WRITTEN REQUEST:
Collect every line below that contains the word "against".

Collection entries
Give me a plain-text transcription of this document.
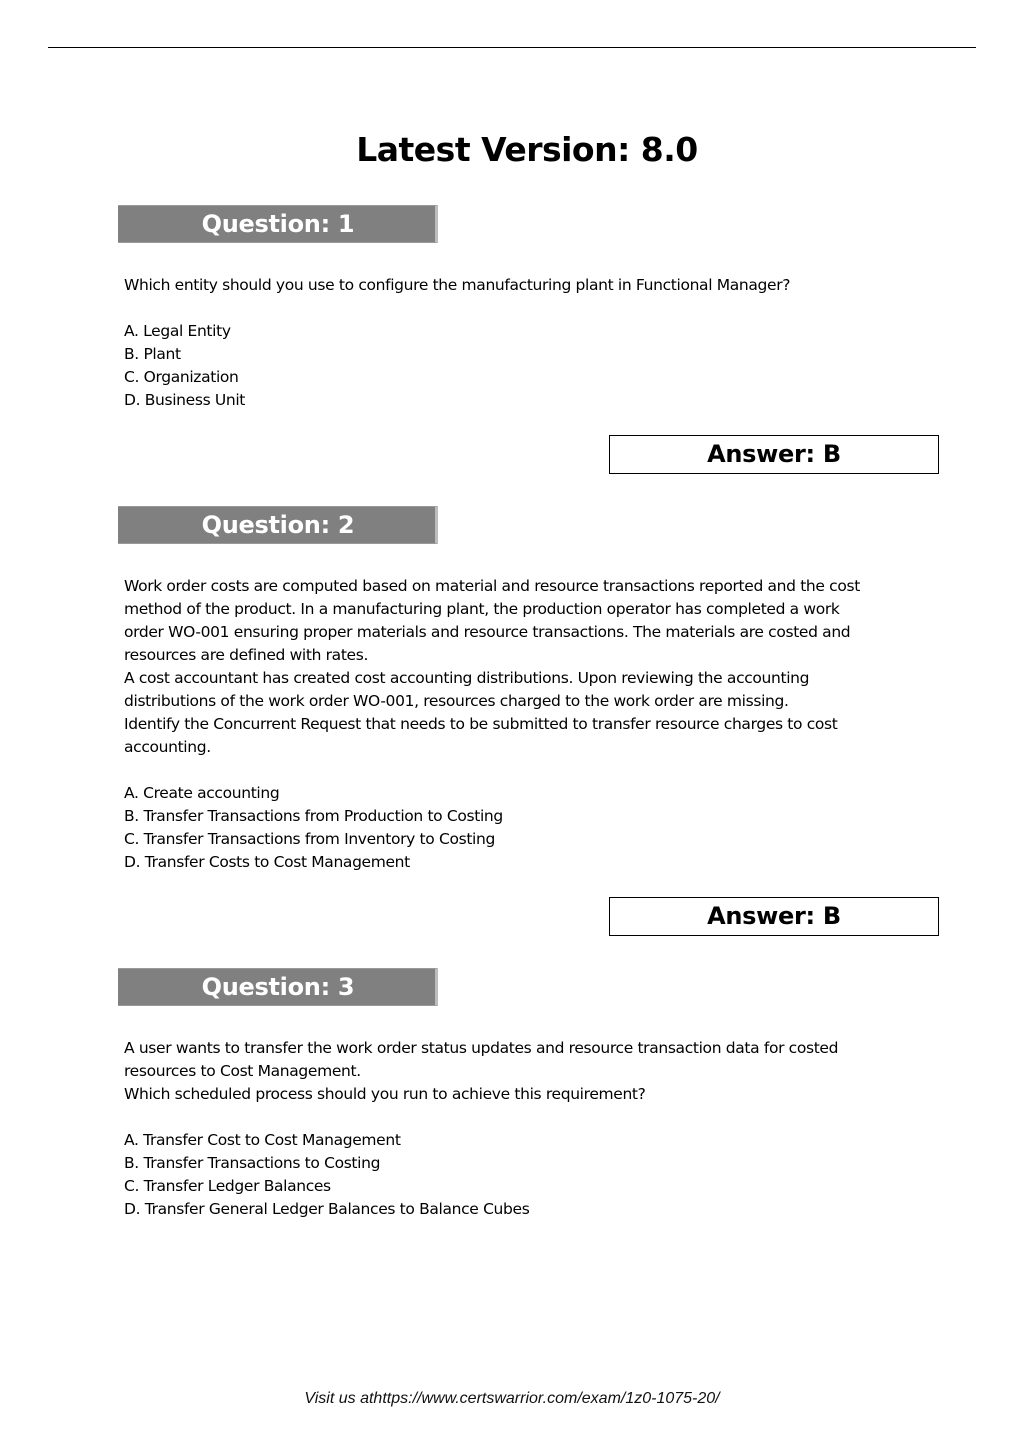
Latest Version: 8.0
Question: 1

Which entity should you use to configure the manufacturing plant in Functional Manager?

A. Legal Entity

B. Plant

C. Organization

D. Business Unit

Answer: B
Question: 2

Work order costs are computed based on material and resource transactions reported and the cost

method of the product. In a manufacturing plant, the production operator has completed a work

order WO-001 ensuring proper materials and resource transactions. The materials are costed and

resources are defined with rates.

A cost accountant has created cost accounting distributions. Upon reviewing the accounting

distributions of the work order WO-001, resources charged to the work order are missing.

Identify the Concurrent Request that needs to be submitted to transfer resource charges to cost

accounting.

A. Create accounting

B. Transfer Transactions from Production to Costing

C. Transfer Transactions from Inventory to Costing

D. Transfer Costs to Cost Management

Answer: B
Question: 3

A user wants to transfer the work order status updates and resource transaction data for costed

resources to Cost Management.

Which scheduled process should you run to achieve this requirement?

A. Transfer Cost to Cost Management

B. Transfer Transactions to Costing

C. Transfer Ledger Balances

D. Transfer General Ledger Balances to Balance Cubes

Visit us athttps://www.certswarrior.com/exam/1z0-1075-20/
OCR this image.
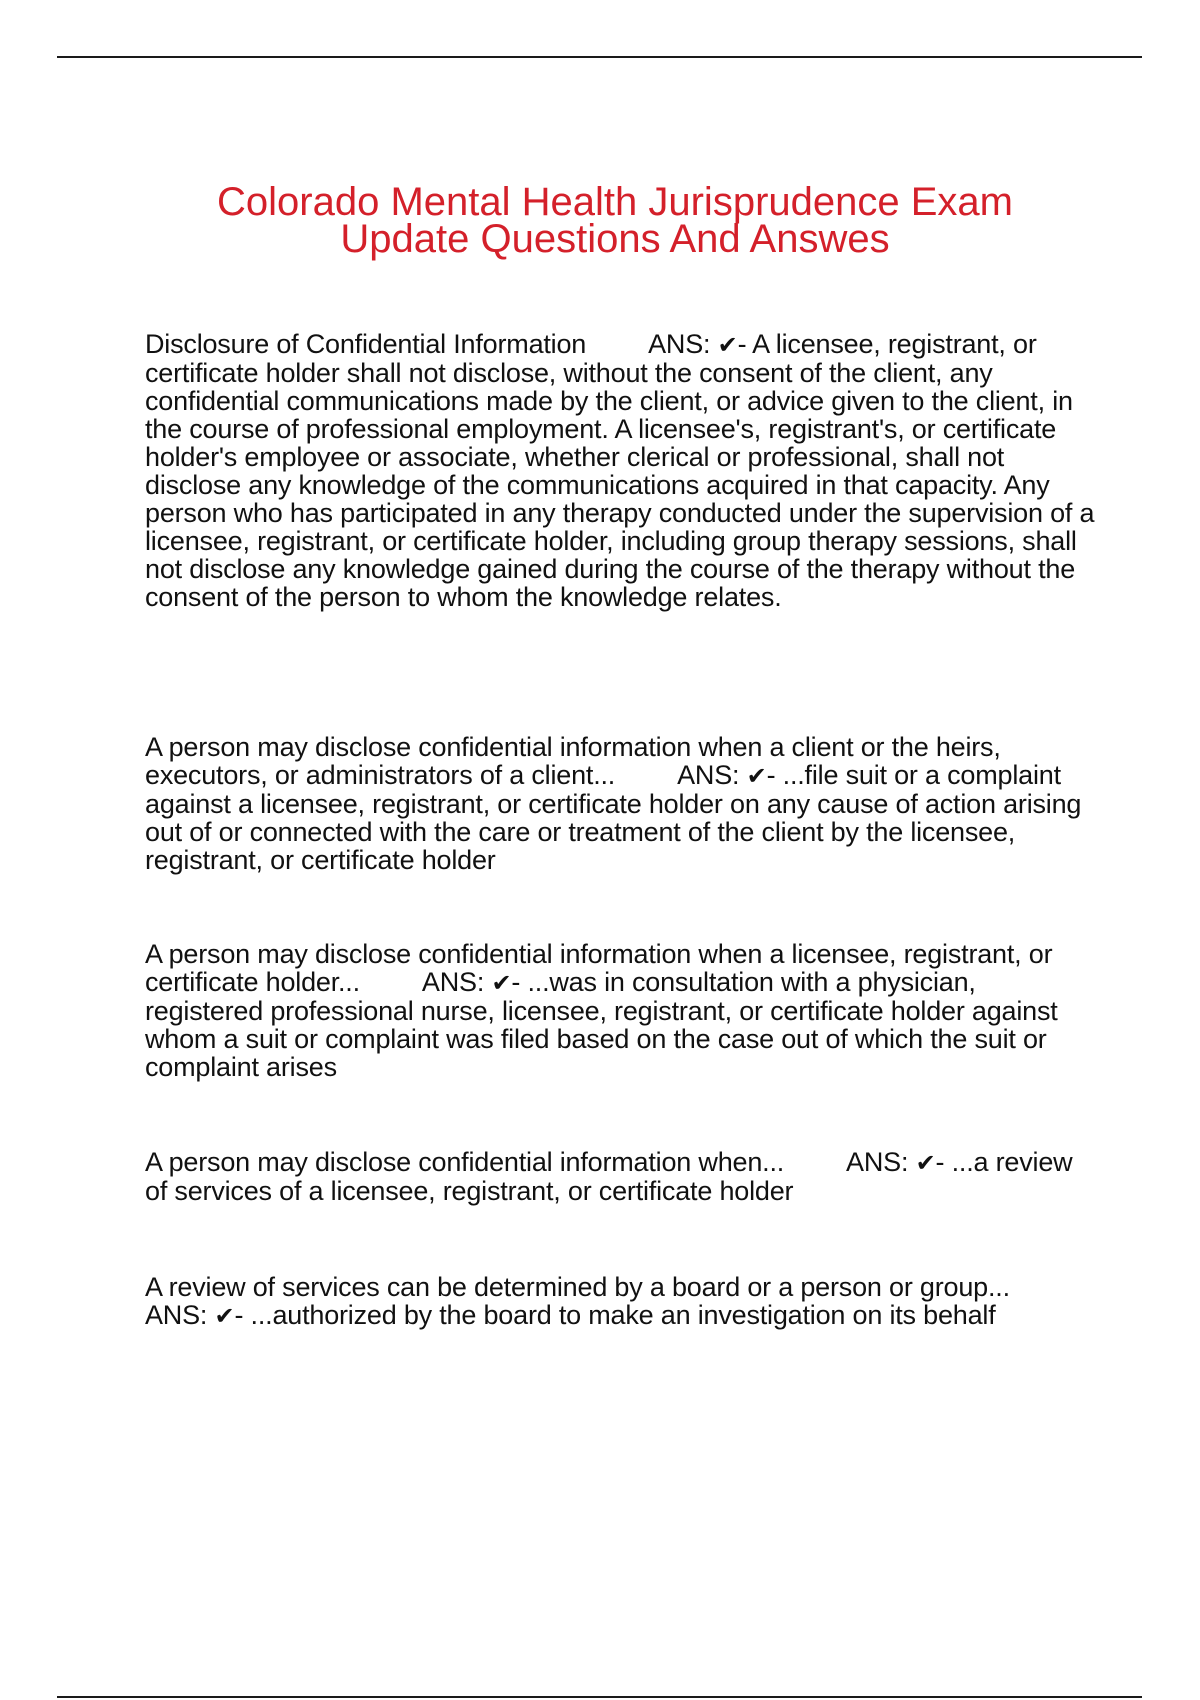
Colorado Mental Health Jurisprudence Exam
Update Questions And Answes

Disclosure of Confidential Information ANS: ✔- A licensee, registrant, or certificate holder shall not disclose, without the consent of the client, any confidential communications made by the client, or advice given to the client, in the course of professional employment. A licensee's, registrant's, or certificate holder's employee or associate, whether clerical or professional, shall not disclose any knowledge of the communications acquired in that capacity. Any person who has participated in any therapy conducted under the supervision of a licensee, registrant, or certificate holder, including group therapy sessions, shall not disclose any knowledge gained during the course of the therapy without the consent of the person to whom the knowledge relates.

A person may disclose confidential information when a client or the heirs, executors, or administrators of a client... ANS: ✔- ...file suit or a complaint against a licensee, registrant, or certificate holder on any cause of action arising out of or connected with the care or treatment of the client by the licensee, registrant, or certificate holder

A person may disclose confidential information when a licensee, registrant, or certificate holder... ANS: ✔- ...was in consultation with a physician, registered professional nurse, licensee, registrant, or certificate holder against whom a suit or complaint was filed based on the case out of which the suit or complaint arises

A person may disclose confidential information when... ANS: ✔- ...a review of services of a licensee, registrant, or certificate holder

A review of services can be determined by a board or a person or group...ANS: ✔- ...authorized by the board to make an investigation on its behalf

WRITTEN REPLY:
A person may disclose confidential information when a client or the heirs, executors, or administrators of a client... ANS: ✔- ...file suit or a complaint against a licensee, registrant, or certificate holder on any cause of action arising out of or connected with the care or treatment of the client by the licensee, registrant, or certificate holder
A person may disclose confidential information when a licensee, registrant, or certificate holder... ANS: ✔- ...was in consultation with a physician, registered professional nurse, licensee, registrant, or certificate holder against whom a suit or complaint was filed based on the case out of which the suit or complaint arises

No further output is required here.